Word for word, quote all of the material, omitting the pictures.

**** DATA SUPPLIED

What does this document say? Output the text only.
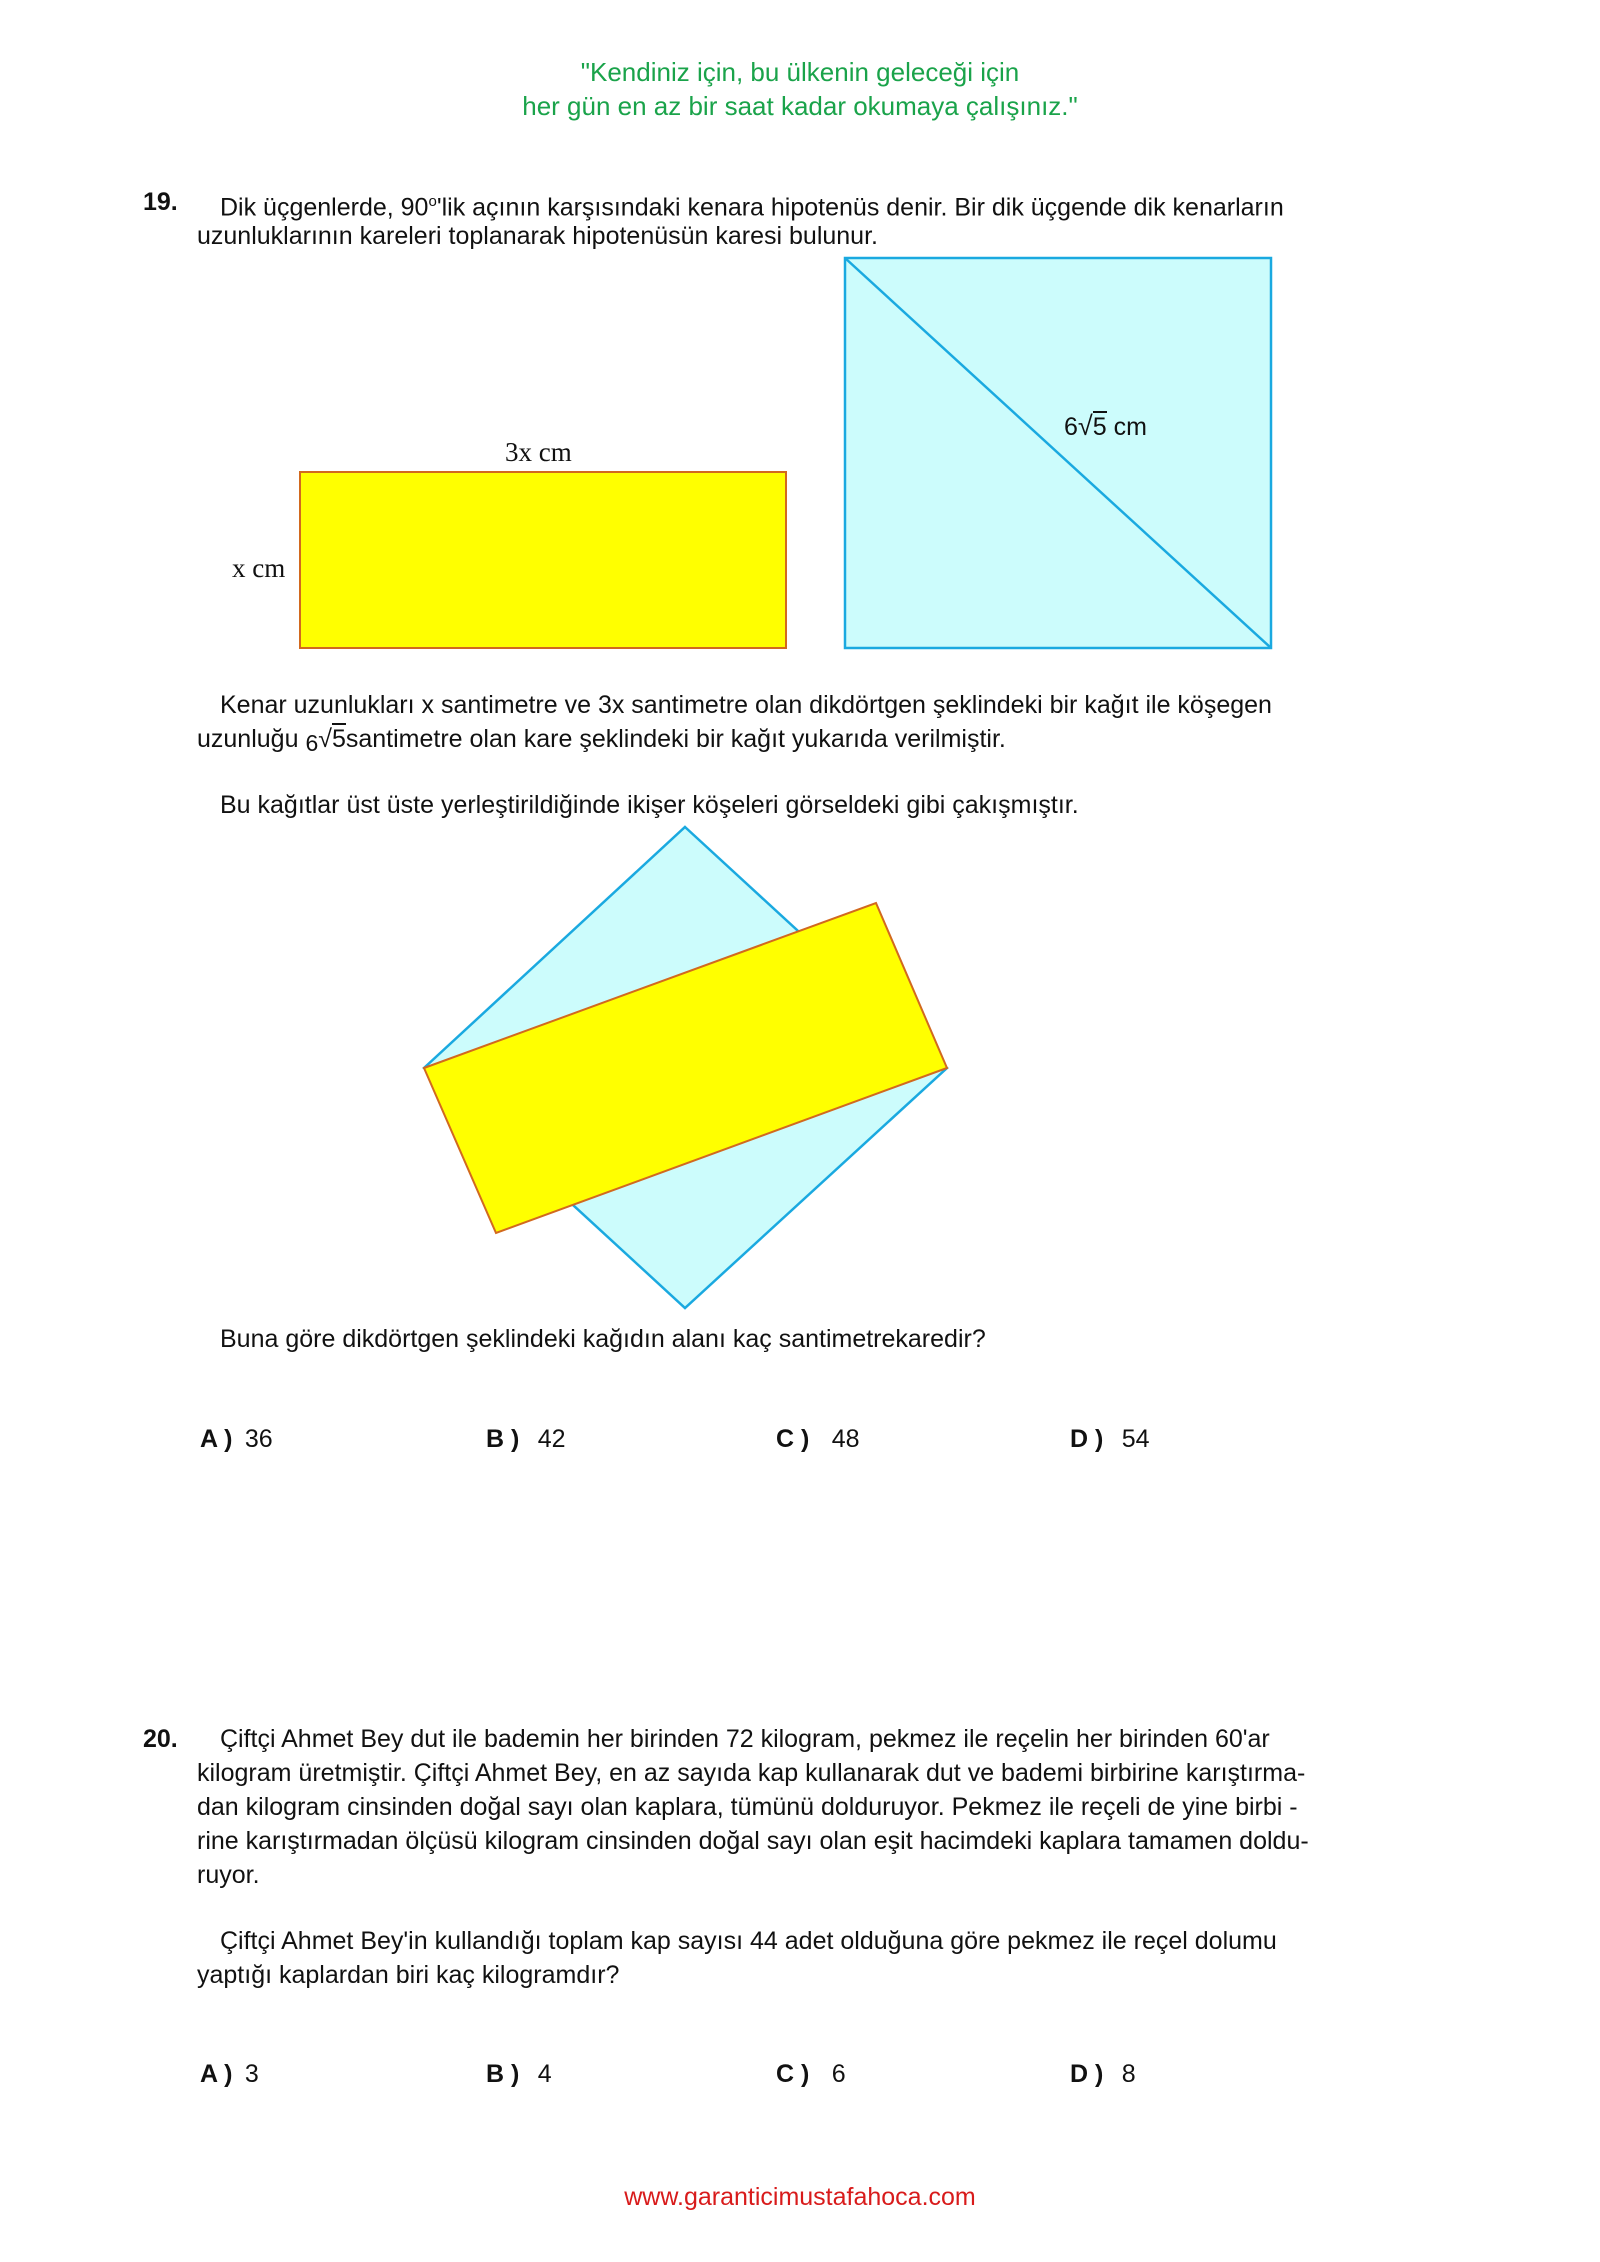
"Kendiniz için, bu ülkenin geleceği için
her gün en az bir saat kadar okumaya çalışınız."
19. Dik üçgenlerde, 90$^o$'lik açının karşısındaki kenara hipotenüs denir. Bir dik üçgende dik kenarların
uzunluklarının kareleri toplanarak hipotenüsün karesi bulunur.
3x cm
x cm
6√5 cm
Kenar uzunlukları x santimetre ve 3x santimetre olan dikdörtgen şeklindeki bir kağıt ile köşegen
uzunluğu 6√5santimetre olan kare şeklindeki bir kağıt yukarıda verilmiştir.
Bu kağıtlar üst üste yerleştirildiğinde ikişer köşeleri görseldeki gibi çakışmıştır.
Buna göre dikdörtgen şeklindeki kağıdın alanı kaç santimetrekaredir?
A ) 36	B ) 42	C ) 48	D ) 54
20. Çiftçi Ahmet Bey dut ile bademin her birinden 72 kilogram, pekmez ile reçelin her birinden 60'ar
kilogram üretmiştir. Çiftçi Ahmet Bey, en az sayıda kap kullanarak dut ve bademi birbirine karıştırma-
dan kilogram cinsinden doğal sayı olan kaplara, tümünü dolduruyor. Pekmez ile reçeli de yine birbi -
rine karıştırmadan ölçüsü kilogram cinsinden doğal sayı olan eşit hacimdeki kaplara tamamen doldu-
ruyor.
Çiftçi Ahmet Bey'in kullandığı toplam kap sayısı 44 adet olduğuna göre pekmez ile reçel dolumu
yaptığı kaplardan biri kaç kilogramdır?
A ) 3	B ) 4	C ) 6	D ) 8
www.garanticimustafahoca.com
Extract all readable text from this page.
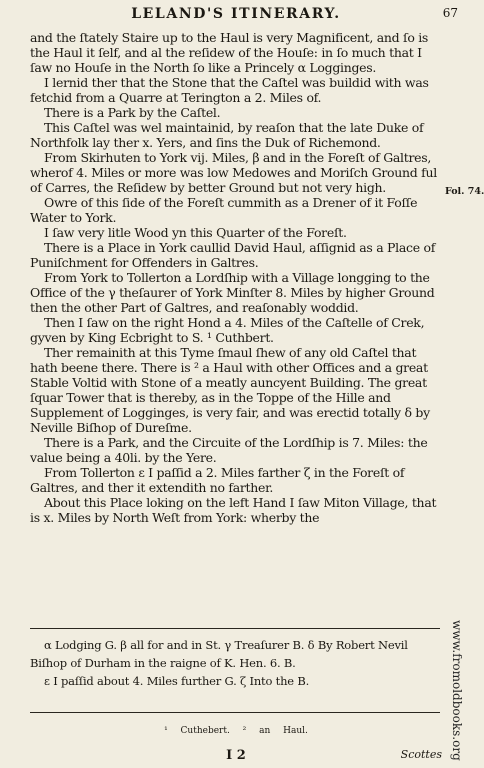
LELAND'S ITINERARY.	67

and the ſtately Staire up to the Haul is very Magnificent, and ſo is the Haul it ſelf, and al the reſidew of the Houſe: in ſo much that I ſaw no Houſe in the North ſo like a Princely α Logginges.

I lernid ther that the Stone that the Caſtel was buildid with was fetchid from a Quarre at Terington a 2. Miles of.

There is a Park by the Caſtel.

This Caſtel was wel maintainid, by reaſon that the late Duke of Northfolk lay ther x. Yers, and ſins the Duk of Richemond.

From Skirhuten to York vij. Miles, β and in the Foreſt of Galtres, wherof 4. Miles or more was low Medowes and Moriſch Ground ful of Carres, the Reſidew by better Ground but not very high.

Owre of this ſide of the Foreſt cummith as a Drener of it Foſſe Water to York.

I ſaw very litle Wood yn this Quarter of the Foreſt.

There is a Place in York caullid David Haul, aſſignid as a Place of Puniſchment for Offenders in Galtres.

From York to Tollerton a Lordſhip with a Village longging to the Office of the γ theſaurer of York Minſter 8. Miles by higher Ground then the other Part of Galtres, and reaſonably woddid.

Then I ſaw on the right Hond a 4. Miles of the Caſtelle of Crek, gyven by King Ecbright to S. ¹ Cuthbert.

Ther remainith at this Tyme ſmaul ſhew of any old Caſtel that hath beene there. There is ² a Haul with other Offices and a great Stable Voltid with Stone of a meatly auncyent Building. The great ſquar Tower that is thereby, as in the Toppe of the Hille and Supplement of Logginges, is very fair, and was erectid totally δ by Neville Biſhop of Dureſme.

There is a Park, and the Circuite of the Lordſhip is 7. Miles: the value being a 40li. by the Yere.

From Tollerton ε I paſſid a 2. Miles farther ζ in the Foreſt of Galtres, and ther it extendith no farther.

About this Place loking on the left Hand I ſaw Miton Village, that is x. Miles by North Weſt from York: wherby the

Fol. 74.
www.fromoldbooks.org

α Lodging G. β all for and in St. γ Treaſurer B. δ By Robert Nevil Biſhop of Durham in the raigne of K. Hen. 6. B.

ε I paſſid about 4. Miles further G. ζ Into the B.

¹ Cuthebert. ² an Haul.
I 2	Scottes
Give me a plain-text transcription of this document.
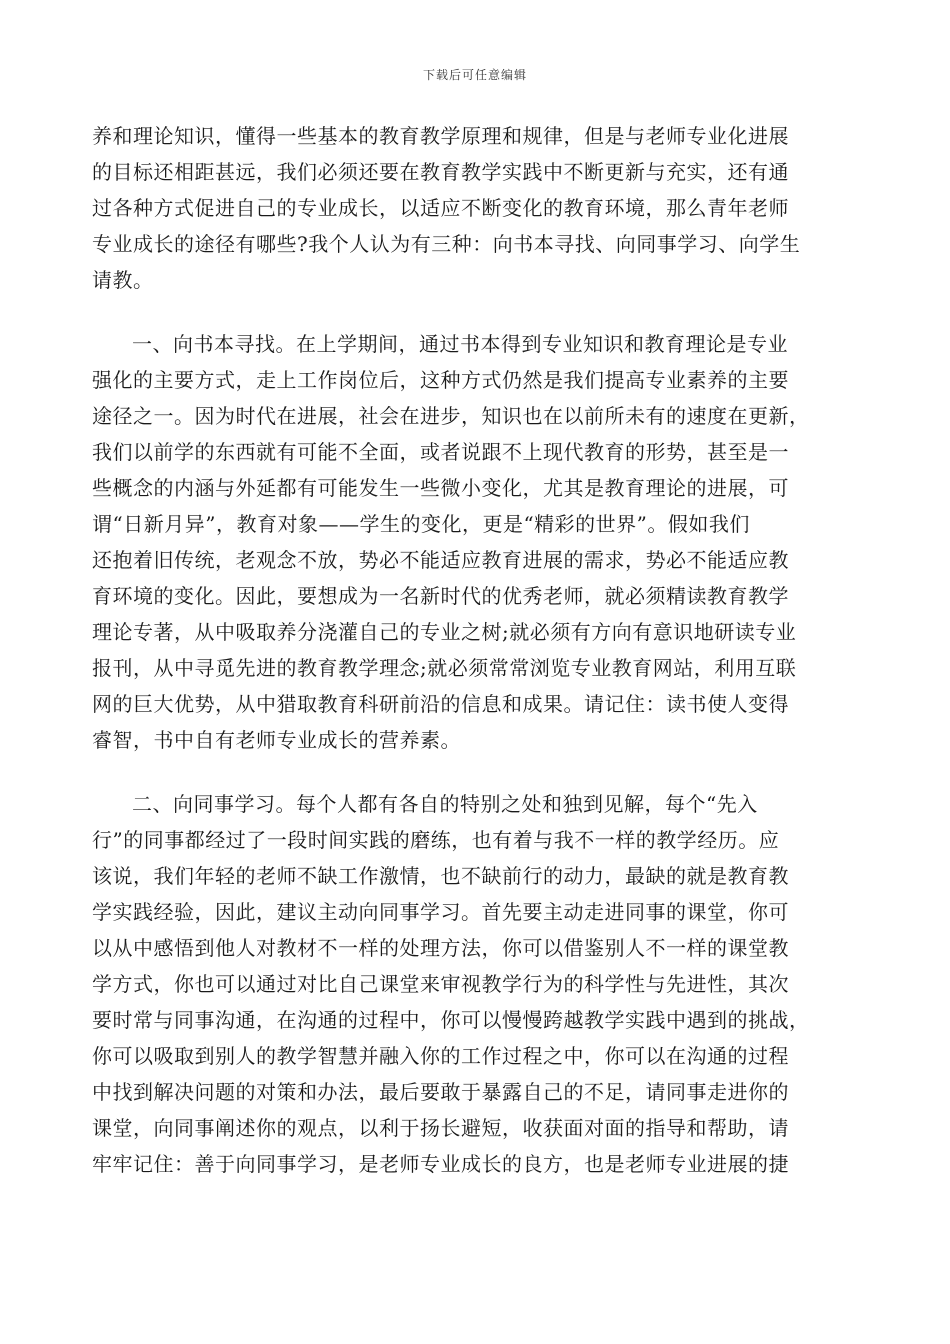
下载后可任意编辑

养和理论知识，懂得一些基本的教育教学原理和规律，但是与老师专业化进展
的目标还相距甚远，我们必须还要在教育教学实践中不断更新与充实，还有通
过各种方式促进自己的专业成长，以适应不断变化的教育环境，那么青年老师
专业成长的途径有哪些?我个人认为有三种：向书本寻找、向同事学习、向学生
请教。

一、向书本寻找。在上学期间，通过书本得到专业知识和教育理论是专业
强化的主要方式，走上工作岗位后，这种方式仍然是我们提高专业素养的主要
途径之一。因为时代在进展，社会在进步，知识也在以前所未有的速度在更新，
我们以前学的东西就有可能不全面，或者说跟不上现代教育的形势，甚至是一
些概念的内涵与外延都有可能发生一些微小变化，尤其是教育理论的进展，可
谓“日新月异”，教育对象——学生的变化，更是“精彩的世界”。假如我们
还抱着旧传统，老观念不放，势必不能适应教育进展的需求，势必不能适应教
育环境的变化。因此，要想成为一名新时代的优秀老师，就必须精读教育教学
理论专著，从中吸取养分浇灌自己的专业之树;就必须有方向有意识地研读专业
报刊，从中寻觅先进的教育教学理念;就必须常常浏览专业教育网站，利用互联
网的巨大优势，从中猎取教育科研前沿的信息和成果。请记住：读书使人变得
睿智，书中自有老师专业成长的营养素。

二、向同事学习。每个人都有各自的特别之处和独到见解，每个“先入
行”的同事都经过了一段时间实践的磨练，也有着与我不一样的教学经历。应
该说，我们年轻的老师不缺工作激情，也不缺前行的动力，最缺的就是教育教
学实践经验，因此，建议主动向同事学习。首先要主动走进同事的课堂，你可
以从中感悟到他人对教材不一样的处理方法，你可以借鉴别人不一样的课堂教
学方式，你也可以通过对比自己课堂来审视教学行为的科学性与先进性，其次
要时常与同事沟通，在沟通的过程中，你可以慢慢跨越教学实践中遇到的挑战，
你可以吸取到别人的教学智慧并融入你的工作过程之中，你可以在沟通的过程
中找到解决问题的对策和办法，最后要敢于暴露自己的不足，请同事走进你的
课堂，向同事阐述你的观点，以利于扬长避短，收获面对面的指导和帮助，请
牢牢记住：善于向同事学习，是老师专业成长的良方，也是老师专业进展的捷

********

COMPLETE ANSWER:
What does this document say? Output the text only.
"Kendiniz için, bu ülkenin geleceği için
her gün en az bir saat kadar okumaya çalışınız."
19. Dik üçgenlerde, 90$^o$'lik açının karşısındaki kenara hipotenüs denir. Bir dik üçgende dik kenarların
uzunluklarının kareleri toplanarak hipotenüsün karesi bulunur.
3x cm
x cm
6√5 cm
Kenar uzunlukları x santimetre ve 3x santimetre olan dikdörtgen şeklindeki bir kağıt ile köşegen
uzunluğu 6√5santimetre olan kare şeklindeki bir kağıt yukarıda verilmiştir.
Bu kağıtlar üst üste yerleştirildiğinde ikişer köşeleri görseldeki gibi çakışmıştır.
Buna göre dikdörtgen şeklindeki kağıdın alanı kaç santimetrekaredir?
A ) 36	B ) 42	C ) 48	D ) 54
20. Çiftçi Ahmet Bey dut ile bademin her birinden 72 kilogram, pekmez ile reçelin her birinden 60'ar
kilogram üretmiştir. Çiftçi Ahmet Bey, en az sayıda kap kullanarak dut ve bademi birbirine karıştırma-
dan kilogram cinsinden doğal sayı olan kaplara, tümünü dolduruyor. Pekmez ile reçeli de yine birbi -
rine karıştırmadan ölçüsü kilogram cinsinden doğal sayı olan eşit hacimdeki kaplara tamamen doldu-
ruyor.
Çiftçi Ahmet Bey'in kullandığı toplam kap sayısı 44 adet olduğuna göre pekmez ile reçel dolumu
yaptığı kaplardan biri kaç kilogramdır?
A ) 3	B ) 4	C ) 6	D ) 8
www.garanticimustafahoca.com
Extract all readable text from this page.
LELAND'S ITINERARY.	67

and the ſtately Staire up to the Haul is very Magnificent, and ſo is the Haul it ſelf, and al the reſidew of the Houſe: in ſo much that I ſaw no Houſe in the North ſo like a Princely α Logginges.

I lernid ther that the Stone that the Caſtel was buildid with was fetchid from a Quarre at Terington a 2. Miles of.

There is a Park by the Caſtel.

This Caſtel was wel maintainid, by reaſon that the late Duke of Northfolk lay ther x. Yers, and ſins the Duk of Richemond.

From Skirhuten to York vij. Miles, β and in the Foreſt of Galtres, wherof 4. Miles or more was low Medowes and Moriſch Ground ful of Carres, the Reſidew by better Ground but not very high.

Owre of this ſide of the Foreſt cummith as a Drener of it Foſſe Water to York.

I ſaw very litle Wood yn this Quarter of the Foreſt.

There is a Place in York caullid David Haul, aſſignid as a Place of Puniſchment for Offenders in Galtres.

From York to Tollerton a Lordſhip with a Village longging to the Office of the γ theſaurer of York Minſter 8. Miles by higher Ground then the other Part of Galtres, and reaſonably woddid.

Then I ſaw on the right Hond a 4. Miles of the Caſtelle of Crek, gyven by King Ecbright to S. ¹ Cuthbert.

Ther remainith at this Tyme ſmaul ſhew of any old Caſtel that hath beene there. There is ² a Haul with other Offices and a great Stable Voltid with Stone of a meatly auncyent Building. The great ſquar Tower that is thereby, as in the Toppe of the Hille and Supplement of Logginges, is very fair, and was erectid totally δ by Neville Biſhop of Dureſme.

There is a Park, and the Circuite of the Lordſhip is 7. Miles: the value being a 40li. by the Yere.

From Tollerton ε I paſſid a 2. Miles farther ζ in the Foreſt of Galtres, and ther it extendith no farther.

About this Place loking on the left Hand I ſaw Miton Village, that is x. Miles by North Weſt from York: wherby the

Fol. 74.
www.fromoldbooks.org

α Lodging G. β all for and in St. γ Treaſurer B. δ By Robert Nevil Biſhop of Durham in the raigne of K. Hen. 6. B.

ε I paſſid about 4. Miles further G. ζ Into the B.

¹ Cuthebert. ² an Haul.
I 2	Scottes
Give me a plain-text transcription of this document.
下载后可任意编辑

养和理论知识，懂得一些基本的教育教学原理和规律，但是与老师专业化进展
的目标还相距甚远，我们必须还要在教育教学实践中不断更新与充实，还有通
过各种方式促进自己的专业成长，以适应不断变化的教育环境，那么青年老师
专业成长的途径有哪些?我个人认为有三种：向书本寻找、向同事学习、向学生
请教。

一、向书本寻找。在上学期间，通过书本得到专业知识和教育理论是专业
强化的主要方式，走上工作岗位后，这种方式仍然是我们提高专业素养的主要
途径之一。因为时代在进展，社会在进步，知识也在以前所未有的速度在更新，
我们以前学的东西就有可能不全面，或者说跟不上现代教育的形势，甚至是一
些概念的内涵与外延都有可能发生一些微小变化，尤其是教育理论的进展，可
谓“日新月异”，教育对象——学生的变化，更是“精彩的世界”。假如我们
还抱着旧传统，老观念不放，势必不能适应教育进展的需求，势必不能适应教
育环境的变化。因此，要想成为一名新时代的优秀老师，就必须精读教育教学
理论专著，从中吸取养分浇灌自己的专业之树;就必须有方向有意识地研读专业
报刊，从中寻觅先进的教育教学理念;就必须常常浏览专业教育网站，利用互联
网的巨大优势，从中猎取教育科研前沿的信息和成果。请记住：读书使人变得
睿智，书中自有老师专业成长的营养素。

二、向同事学习。每个人都有各自的特别之处和独到见解，每个“先入
行”的同事都经过了一段时间实践的磨练，也有着与我不一样的教学经历。应
该说，我们年轻的老师不缺工作激情，也不缺前行的动力，最缺的就是教育教
学实践经验，因此，建议主动向同事学习。首先要主动走进同事的课堂，你可
以从中感悟到他人对教材不一样的处理方法，你可以借鉴别人不一样的课堂教
学方式，你也可以通过对比自己课堂来审视教学行为的科学性与先进性，其次
要时常与同事沟通，在沟通的过程中，你可以慢慢跨越教学实践中遇到的挑战，
你可以吸取到别人的教学智慧并融入你的工作过程之中，你可以在沟通的过程
中找到解决问题的对策和办法，最后要敢于暴露自己的不足，请同事走进你的
课堂，向同事阐述你的观点，以利于扬长避短，收获面对面的指导和帮助，请
牢牢记住：善于向同事学习，是老师专业成长的良方，也是老师专业进展的捷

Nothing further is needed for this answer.